Stored data entries
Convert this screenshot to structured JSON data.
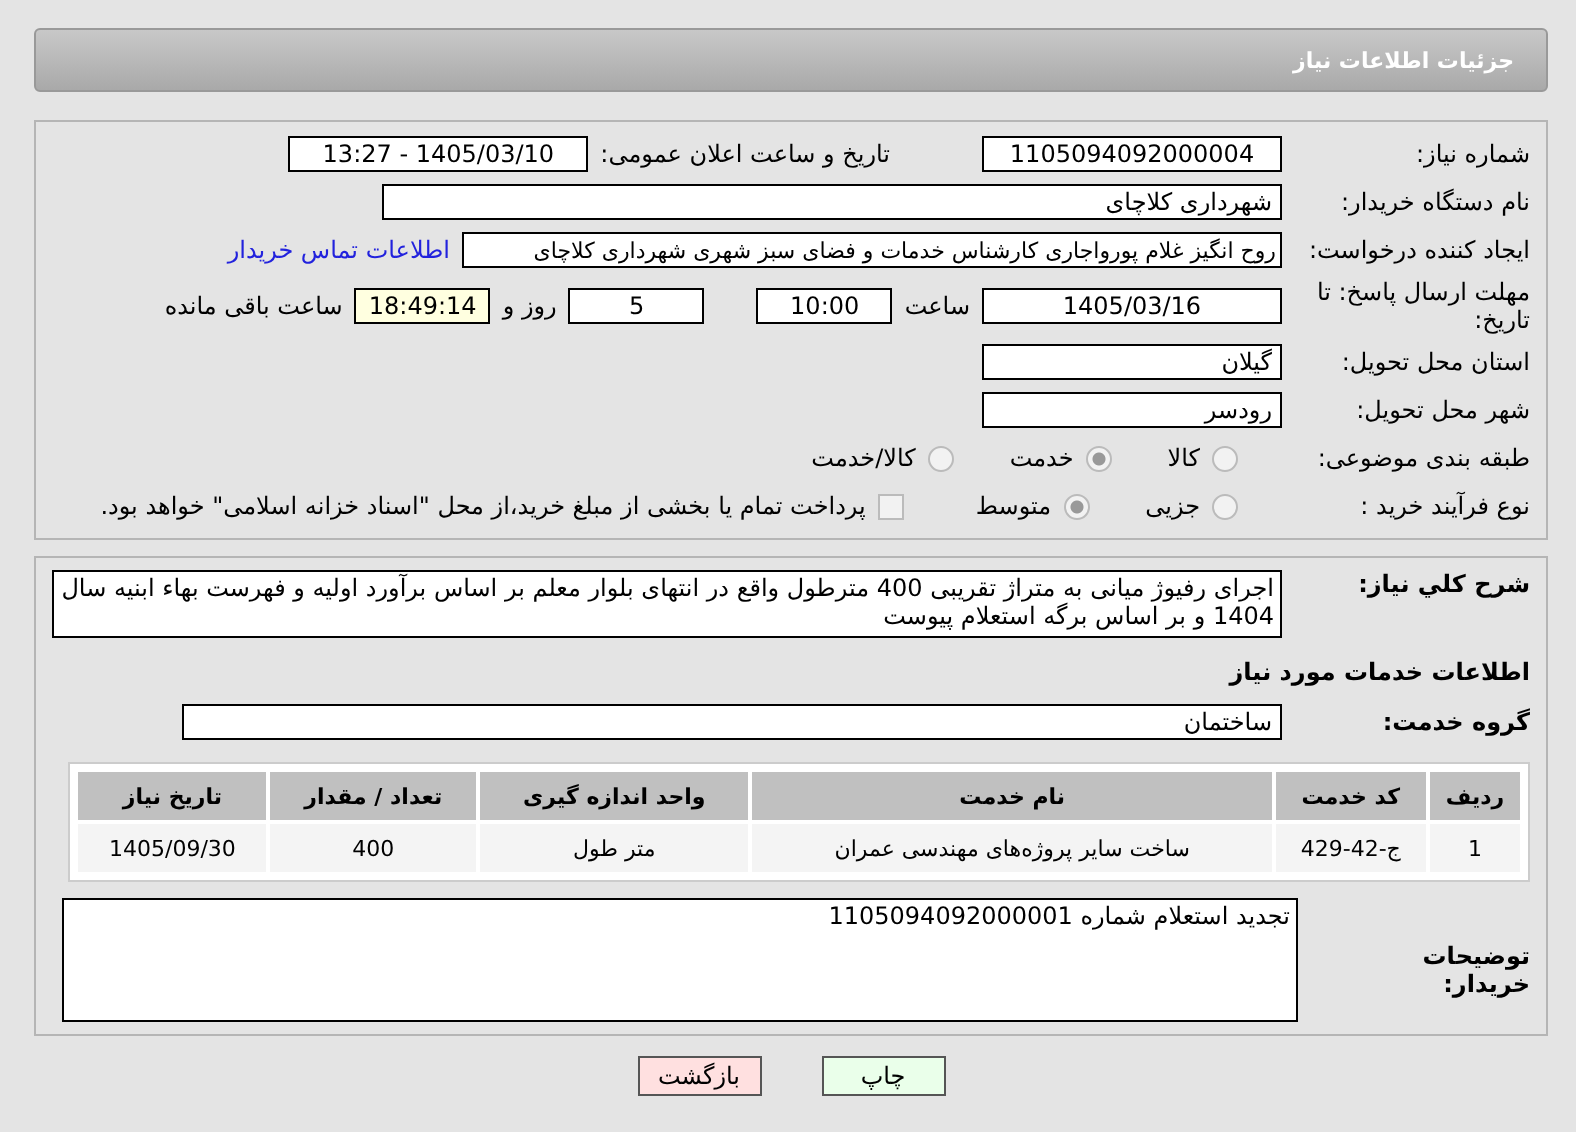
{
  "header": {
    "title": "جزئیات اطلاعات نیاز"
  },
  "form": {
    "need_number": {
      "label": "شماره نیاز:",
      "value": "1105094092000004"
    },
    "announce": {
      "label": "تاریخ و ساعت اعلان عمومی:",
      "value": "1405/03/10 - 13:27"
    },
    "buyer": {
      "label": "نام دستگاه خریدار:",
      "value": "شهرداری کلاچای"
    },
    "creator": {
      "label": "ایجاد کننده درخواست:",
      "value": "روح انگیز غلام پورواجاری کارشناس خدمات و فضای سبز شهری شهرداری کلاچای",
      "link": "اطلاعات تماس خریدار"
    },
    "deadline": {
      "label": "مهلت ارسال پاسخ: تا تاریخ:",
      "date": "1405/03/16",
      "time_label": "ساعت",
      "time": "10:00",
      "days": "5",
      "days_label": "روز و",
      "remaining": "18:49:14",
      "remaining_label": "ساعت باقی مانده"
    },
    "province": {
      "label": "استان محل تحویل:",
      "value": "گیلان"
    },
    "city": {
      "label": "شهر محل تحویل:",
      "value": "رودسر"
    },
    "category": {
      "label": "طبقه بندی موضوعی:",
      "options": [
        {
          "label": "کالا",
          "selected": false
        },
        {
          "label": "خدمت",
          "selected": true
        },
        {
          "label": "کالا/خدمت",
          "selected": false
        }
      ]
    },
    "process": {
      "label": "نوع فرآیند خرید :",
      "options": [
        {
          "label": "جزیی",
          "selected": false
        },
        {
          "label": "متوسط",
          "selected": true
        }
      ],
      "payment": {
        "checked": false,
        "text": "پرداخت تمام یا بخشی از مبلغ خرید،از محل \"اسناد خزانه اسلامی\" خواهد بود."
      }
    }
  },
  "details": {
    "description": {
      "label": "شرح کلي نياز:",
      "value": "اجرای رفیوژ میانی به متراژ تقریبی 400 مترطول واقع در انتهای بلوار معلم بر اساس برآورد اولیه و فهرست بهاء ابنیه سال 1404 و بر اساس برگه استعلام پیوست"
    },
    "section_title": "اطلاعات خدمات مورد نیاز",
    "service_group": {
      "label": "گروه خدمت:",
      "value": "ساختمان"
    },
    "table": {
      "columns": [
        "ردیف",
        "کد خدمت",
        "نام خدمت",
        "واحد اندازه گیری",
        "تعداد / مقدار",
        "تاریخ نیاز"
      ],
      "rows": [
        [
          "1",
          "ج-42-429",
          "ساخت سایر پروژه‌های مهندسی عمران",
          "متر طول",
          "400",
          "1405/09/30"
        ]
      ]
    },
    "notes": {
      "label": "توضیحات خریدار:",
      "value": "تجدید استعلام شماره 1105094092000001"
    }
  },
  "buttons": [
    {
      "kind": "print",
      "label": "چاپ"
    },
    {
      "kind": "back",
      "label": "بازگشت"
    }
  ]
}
* * *
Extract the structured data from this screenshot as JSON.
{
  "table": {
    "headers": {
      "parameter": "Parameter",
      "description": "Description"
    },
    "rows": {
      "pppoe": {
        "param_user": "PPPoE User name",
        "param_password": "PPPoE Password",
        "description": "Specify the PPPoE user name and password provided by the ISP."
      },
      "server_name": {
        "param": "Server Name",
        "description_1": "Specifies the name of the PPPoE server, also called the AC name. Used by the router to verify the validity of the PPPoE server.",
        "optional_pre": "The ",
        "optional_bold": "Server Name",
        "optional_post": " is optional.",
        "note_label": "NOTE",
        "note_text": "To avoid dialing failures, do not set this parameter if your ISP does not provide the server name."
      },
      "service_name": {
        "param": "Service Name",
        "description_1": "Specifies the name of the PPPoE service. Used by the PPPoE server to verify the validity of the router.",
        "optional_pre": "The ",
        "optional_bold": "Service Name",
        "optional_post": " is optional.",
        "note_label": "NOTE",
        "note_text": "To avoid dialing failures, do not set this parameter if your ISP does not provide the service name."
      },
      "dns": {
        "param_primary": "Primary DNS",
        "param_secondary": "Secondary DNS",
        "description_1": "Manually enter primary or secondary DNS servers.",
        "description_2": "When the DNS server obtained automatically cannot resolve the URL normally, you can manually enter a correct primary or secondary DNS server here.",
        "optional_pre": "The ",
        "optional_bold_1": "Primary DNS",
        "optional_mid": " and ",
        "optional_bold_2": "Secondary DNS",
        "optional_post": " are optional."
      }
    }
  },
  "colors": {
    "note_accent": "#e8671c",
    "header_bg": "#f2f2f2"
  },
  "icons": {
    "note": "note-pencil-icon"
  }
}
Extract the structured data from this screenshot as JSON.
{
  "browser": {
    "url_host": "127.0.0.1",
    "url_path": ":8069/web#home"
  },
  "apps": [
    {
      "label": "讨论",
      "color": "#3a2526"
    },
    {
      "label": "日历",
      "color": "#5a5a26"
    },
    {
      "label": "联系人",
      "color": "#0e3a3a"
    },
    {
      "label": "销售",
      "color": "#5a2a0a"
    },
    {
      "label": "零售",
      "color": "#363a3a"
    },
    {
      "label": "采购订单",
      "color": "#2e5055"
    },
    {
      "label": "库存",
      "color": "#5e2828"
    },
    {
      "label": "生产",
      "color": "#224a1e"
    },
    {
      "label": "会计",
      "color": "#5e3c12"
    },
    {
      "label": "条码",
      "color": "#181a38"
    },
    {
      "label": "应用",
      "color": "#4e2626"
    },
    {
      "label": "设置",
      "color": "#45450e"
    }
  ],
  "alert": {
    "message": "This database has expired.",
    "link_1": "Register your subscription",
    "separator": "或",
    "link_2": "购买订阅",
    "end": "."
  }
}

* EXERCISE OBJECTIVE: Report every line containing the word "dialing" from the listing above.

* COMPLETED EXERCISE:
        "note_text": "To avoid dialing failures, do not set this parameter if your ISP does not provide the server name."
        "note_text": "To avoid dialing failures, do not set this parameter if your ISP does not provide the service name."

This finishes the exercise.